# TO DO
Copy each line that contains the string "발전방안에".

"""

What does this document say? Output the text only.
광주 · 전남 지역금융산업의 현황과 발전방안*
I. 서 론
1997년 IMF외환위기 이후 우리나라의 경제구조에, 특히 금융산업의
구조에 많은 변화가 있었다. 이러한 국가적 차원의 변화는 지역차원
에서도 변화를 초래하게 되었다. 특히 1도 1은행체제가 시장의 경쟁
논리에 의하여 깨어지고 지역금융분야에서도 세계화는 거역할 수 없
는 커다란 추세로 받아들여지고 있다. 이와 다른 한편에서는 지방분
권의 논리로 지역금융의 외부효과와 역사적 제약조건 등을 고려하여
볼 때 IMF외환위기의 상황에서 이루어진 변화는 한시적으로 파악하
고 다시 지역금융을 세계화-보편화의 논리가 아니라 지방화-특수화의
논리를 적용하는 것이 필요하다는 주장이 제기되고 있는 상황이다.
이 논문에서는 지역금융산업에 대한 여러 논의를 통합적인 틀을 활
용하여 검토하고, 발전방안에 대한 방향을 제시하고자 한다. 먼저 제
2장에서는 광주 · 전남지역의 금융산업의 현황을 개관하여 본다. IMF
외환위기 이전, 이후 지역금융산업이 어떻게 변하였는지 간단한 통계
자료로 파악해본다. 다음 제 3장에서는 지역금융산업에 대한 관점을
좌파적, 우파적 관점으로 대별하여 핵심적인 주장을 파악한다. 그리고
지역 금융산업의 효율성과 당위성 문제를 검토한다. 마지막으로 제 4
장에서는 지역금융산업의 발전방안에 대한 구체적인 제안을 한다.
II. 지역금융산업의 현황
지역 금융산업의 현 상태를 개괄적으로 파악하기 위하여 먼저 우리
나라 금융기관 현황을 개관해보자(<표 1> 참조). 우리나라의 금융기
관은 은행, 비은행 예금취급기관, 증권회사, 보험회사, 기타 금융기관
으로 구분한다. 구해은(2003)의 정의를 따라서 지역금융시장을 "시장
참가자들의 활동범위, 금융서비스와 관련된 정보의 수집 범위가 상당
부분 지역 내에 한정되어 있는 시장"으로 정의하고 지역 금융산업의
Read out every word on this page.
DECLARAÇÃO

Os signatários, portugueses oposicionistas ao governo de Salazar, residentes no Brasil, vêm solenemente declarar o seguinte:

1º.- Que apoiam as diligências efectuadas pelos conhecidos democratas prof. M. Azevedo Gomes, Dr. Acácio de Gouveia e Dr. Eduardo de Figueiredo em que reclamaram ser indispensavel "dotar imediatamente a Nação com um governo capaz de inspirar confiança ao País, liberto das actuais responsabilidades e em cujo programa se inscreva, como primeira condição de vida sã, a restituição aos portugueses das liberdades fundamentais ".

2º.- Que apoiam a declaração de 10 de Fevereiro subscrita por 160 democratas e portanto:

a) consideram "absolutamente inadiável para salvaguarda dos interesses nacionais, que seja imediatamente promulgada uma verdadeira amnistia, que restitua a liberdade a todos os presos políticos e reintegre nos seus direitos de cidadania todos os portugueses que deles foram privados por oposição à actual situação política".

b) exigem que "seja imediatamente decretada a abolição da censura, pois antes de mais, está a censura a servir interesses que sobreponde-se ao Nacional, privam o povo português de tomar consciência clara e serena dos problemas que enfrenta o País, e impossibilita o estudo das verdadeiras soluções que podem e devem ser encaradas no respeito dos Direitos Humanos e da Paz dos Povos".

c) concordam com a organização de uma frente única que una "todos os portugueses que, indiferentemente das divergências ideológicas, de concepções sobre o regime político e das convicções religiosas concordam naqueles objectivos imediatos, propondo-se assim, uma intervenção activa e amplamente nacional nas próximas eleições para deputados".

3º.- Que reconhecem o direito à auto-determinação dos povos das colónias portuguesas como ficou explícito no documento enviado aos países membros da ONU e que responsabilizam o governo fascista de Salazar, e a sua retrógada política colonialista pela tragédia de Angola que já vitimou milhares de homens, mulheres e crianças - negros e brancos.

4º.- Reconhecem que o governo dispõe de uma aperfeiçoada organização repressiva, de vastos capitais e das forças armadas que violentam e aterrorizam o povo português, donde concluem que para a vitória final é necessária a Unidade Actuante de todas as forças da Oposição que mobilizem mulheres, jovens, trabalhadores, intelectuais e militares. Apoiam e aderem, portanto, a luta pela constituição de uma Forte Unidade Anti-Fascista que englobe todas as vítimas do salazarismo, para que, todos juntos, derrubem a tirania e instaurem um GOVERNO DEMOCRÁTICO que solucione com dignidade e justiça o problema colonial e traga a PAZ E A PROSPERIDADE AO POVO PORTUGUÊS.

"""

# TASK ANSWER
용하여 검토하고, 발전방안에 대한 방향을 제시하고자 한다. 먼저 제
장에서는 지역금융산업의 발전방안에 대한 구체적인 제안을 한다.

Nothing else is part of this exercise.